Dataset entries on figures
## start

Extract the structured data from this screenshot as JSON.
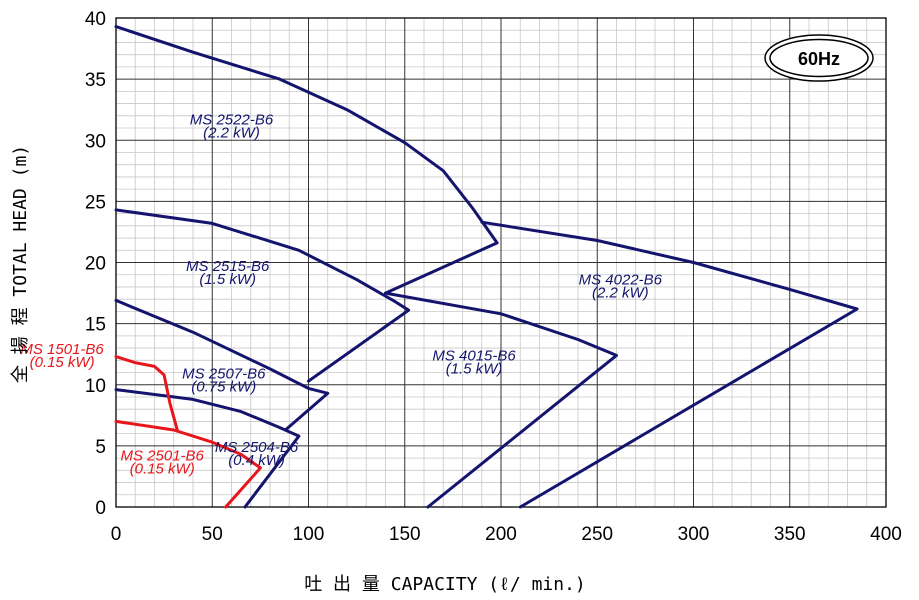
{
  "chart_data": {
    "type": "line",
    "frequency_badge": "60Hz",
    "xlabel": "吐 出 量  CAPACITY  (ℓ/ min.)",
    "ylabel": "全 揚 程  TOTAL HEAD  (m)",
    "xlim": [
      0,
      400
    ],
    "ylim": [
      0,
      40
    ],
    "x_ticks": [
      "0",
      "50",
      "100",
      "150",
      "200",
      "250",
      "300",
      "350",
      "400"
    ],
    "y_ticks": [
      "0",
      "5",
      "10",
      "15",
      "20",
      "25",
      "30",
      "35",
      "40"
    ],
    "grid": true,
    "colors": {
      "navy": "#14146e",
      "red": "#e8161b",
      "grid_major": "#333333",
      "grid_minor": "#c8c8c8"
    },
    "series": [
      {
        "model": "MS 2522-B6",
        "power": "(2.2 kW)",
        "color": "#14146e",
        "points": [
          [
            0,
            39.3
          ],
          [
            40,
            37.2
          ],
          [
            85,
            35.0
          ],
          [
            120,
            32.5
          ],
          [
            150,
            29.8
          ],
          [
            170,
            27.5
          ],
          [
            185,
            24.5
          ],
          [
            198,
            21.6
          ],
          [
            140,
            17.5
          ]
        ],
        "label_pos": [
          60,
          31.3
        ]
      },
      {
        "model": "MS 2515-B6",
        "power": "(1.5 kW)",
        "color": "#14146e",
        "points": [
          [
            0,
            24.3
          ],
          [
            50,
            23.2
          ],
          [
            95,
            21.0
          ],
          [
            125,
            18.6
          ],
          [
            145,
            16.8
          ],
          [
            152,
            16.1
          ],
          [
            100,
            10.3
          ]
        ],
        "label_pos": [
          58,
          19.3
        ]
      },
      {
        "model": "MS 2507-B6",
        "power": "(0.75 kW)",
        "color": "#14146e",
        "points": [
          [
            0,
            16.9
          ],
          [
            40,
            14.3
          ],
          [
            80,
            11.3
          ],
          [
            100,
            9.7
          ],
          [
            110,
            9.3
          ],
          [
            88,
            6.3
          ]
        ],
        "label_pos": [
          56,
          10.5
        ]
      },
      {
        "model": "MS 2504-B6",
        "power": "(0.4 kW)",
        "color": "#14146e",
        "points": [
          [
            0,
            9.6
          ],
          [
            40,
            8.8
          ],
          [
            65,
            7.8
          ],
          [
            85,
            6.5
          ],
          [
            95,
            5.8
          ],
          [
            67,
            0
          ]
        ],
        "label_pos": [
          73,
          4.5
        ]
      },
      {
        "model": "MS 4022-B6",
        "power": "(2.2 kW)",
        "color": "#14146e",
        "points": [
          [
            190,
            23.3
          ],
          [
            250,
            21.8
          ],
          [
            300,
            20.0
          ],
          [
            350,
            17.8
          ],
          [
            385,
            16.2
          ],
          [
            210,
            0
          ]
        ],
        "label_pos": [
          262,
          18.2
        ]
      },
      {
        "model": "MS 4015-B6",
        "power": "(1.5 kW)",
        "color": "#14146e",
        "points": [
          [
            140,
            17.5
          ],
          [
            200,
            15.8
          ],
          [
            240,
            13.7
          ],
          [
            260,
            12.4
          ],
          [
            162,
            0
          ]
        ],
        "label_pos": [
          186,
          12.0
        ]
      },
      {
        "model": "MS 1501-B6",
        "power": "(0.15 kW)",
        "color": "#e8161b",
        "points": [
          [
            0,
            12.3
          ],
          [
            10,
            11.8
          ],
          [
            20,
            11.5
          ],
          [
            25,
            10.8
          ],
          [
            28,
            8.5
          ],
          [
            32,
            6.2
          ]
        ],
        "label_pos": [
          -28,
          12.5
        ]
      },
      {
        "model": "MS 2501-B6",
        "power": "(0.15 kW)",
        "color": "#e8161b",
        "points": [
          [
            0,
            7.0
          ],
          [
            30,
            6.3
          ],
          [
            50,
            5.3
          ],
          [
            65,
            4.3
          ],
          [
            75,
            3.2
          ],
          [
            57,
            0
          ]
        ],
        "label_pos": [
          24,
          3.8
        ]
      }
    ]
  }
}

## end

BRIEF: Copy out each line word for word, please, skipping the images.

RESPONSE TO THE TASK:
Extract the structured data from this screenshot as JSON.
{
  "chart_data": {
    "type": "line",
    "frequency_badge": "60Hz",
    "xlabel": "吐 出 量  CAPACITY  (ℓ/ min.)",
    "ylabel": "全 揚 程  TOTAL HEAD  (m)",
    "xlim": [
      0,
      400
    ],
    "ylim": [
      0,
      40
    ],
    "x_ticks": [
      "0",
      "50",
      "100",
      "150",
      "200",
      "250",
      "300",
      "350",
      "400"
    ],
    "y_ticks": [
      "0",
      "5",
      "10",
      "15",
      "20",
      "25",
      "30",
      "35",
      "40"
    ],
    "grid": true,
    "colors": {
      "navy": "#14146e",
      "red": "#e8161b",
      "grid_major": "#333333",
      "grid_minor": "#c8c8c8"
    },
    "series": [
      {
        "model": "MS 2522-B6",
        "power": "(2.2 kW)",
        "color": "#14146e",
        "points": [
          [
            0,
            39.3
          ],
          [
            40,
            37.2
          ],
          [
            85,
            35.0
          ],
          [
            120,
            32.5
          ],
          [
            150,
            29.8
          ],
          [
            170,
            27.5
          ],
          [
            185,
            24.5
          ],
          [
            198,
            21.6
          ],
          [
            140,
            17.5
          ]
        ],
        "label_pos": [
          60,
          31.3
        ]
      },
      {
        "model": "MS 2515-B6",
        "power": "(1.5 kW)",
        "color": "#14146e",
        "points": [
          [
            0,
            24.3
          ],
          [
            50,
            23.2
          ],
          [
            95,
            21.0
          ],
          [
            125,
            18.6
          ],
          [
            145,
            16.8
          ],
          [
            152,
            16.1
          ],
          [
            100,
            10.3
          ]
        ],
        "label_pos": [
          58,
          19.3
        ]
      },
      {
        "model": "MS 2507-B6",
        "power": "(0.75 kW)",
        "color": "#14146e",
        "points": [
          [
            0,
            16.9
          ],
          [
            40,
            14.3
          ],
          [
            80,
            11.3
          ],
          [
            100,
            9.7
          ],
          [
            110,
            9.3
          ],
          [
            88,
            6.3
          ]
        ],
        "label_pos": [
          56,
          10.5
        ]
      },
      {
        "model": "MS 2504-B6",
        "power": "(0.4 kW)",
        "color": "#14146e",
        "points": [
          [
            0,
            9.6
          ],
          [
            40,
            8.8
          ],
          [
            65,
            7.8
          ],
          [
            85,
            6.5
          ],
          [
            95,
            5.8
          ],
          [
            67,
            0
          ]
        ],
        "label_pos": [
          73,
          4.5
        ]
      },
      {
        "model": "MS 4022-B6",
        "power": "(2.2 kW)",
        "color": "#14146e",
        "points": [
          [
            190,
            23.3
          ],
          [
            250,
            21.8
          ],
          [
            300,
            20.0
          ],
          [
            350,
            17.8
          ],
          [
            385,
            16.2
          ],
          [
            210,
            0
          ]
        ],
        "label_pos": [
          262,
          18.2
        ]
      },
      {
        "model": "MS 4015-B6",
        "power": "(1.5 kW)",
        "color": "#14146e",
        "points": [
          [
            140,
            17.5
          ],
          [
            200,
            15.8
          ],
          [
            240,
            13.7
          ],
          [
            260,
            12.4
          ],
          [
            162,
            0
          ]
        ],
        "label_pos": [
          186,
          12.0
        ]
      },
      {
        "model": "MS 1501-B6",
        "power": "(0.15 kW)",
        "color": "#e8161b",
        "points": [
          [
            0,
            12.3
          ],
          [
            10,
            11.8
          ],
          [
            20,
            11.5
          ],
          [
            25,
            10.8
          ],
          [
            28,
            8.5
          ],
          [
            32,
            6.2
          ]
        ],
        "label_pos": [
          -28,
          12.5
        ]
      },
      {
        "model": "MS 2501-B6",
        "power": "(0.15 kW)",
        "color": "#e8161b",
        "points": [
          [
            0,
            7.0
          ],
          [
            30,
            6.3
          ],
          [
            50,
            5.3
          ],
          [
            65,
            4.3
          ],
          [
            75,
            3.2
          ],
          [
            57,
            0
          ]
        ],
        "label_pos": [
          24,
          3.8
        ]
      }
    ]
  }
}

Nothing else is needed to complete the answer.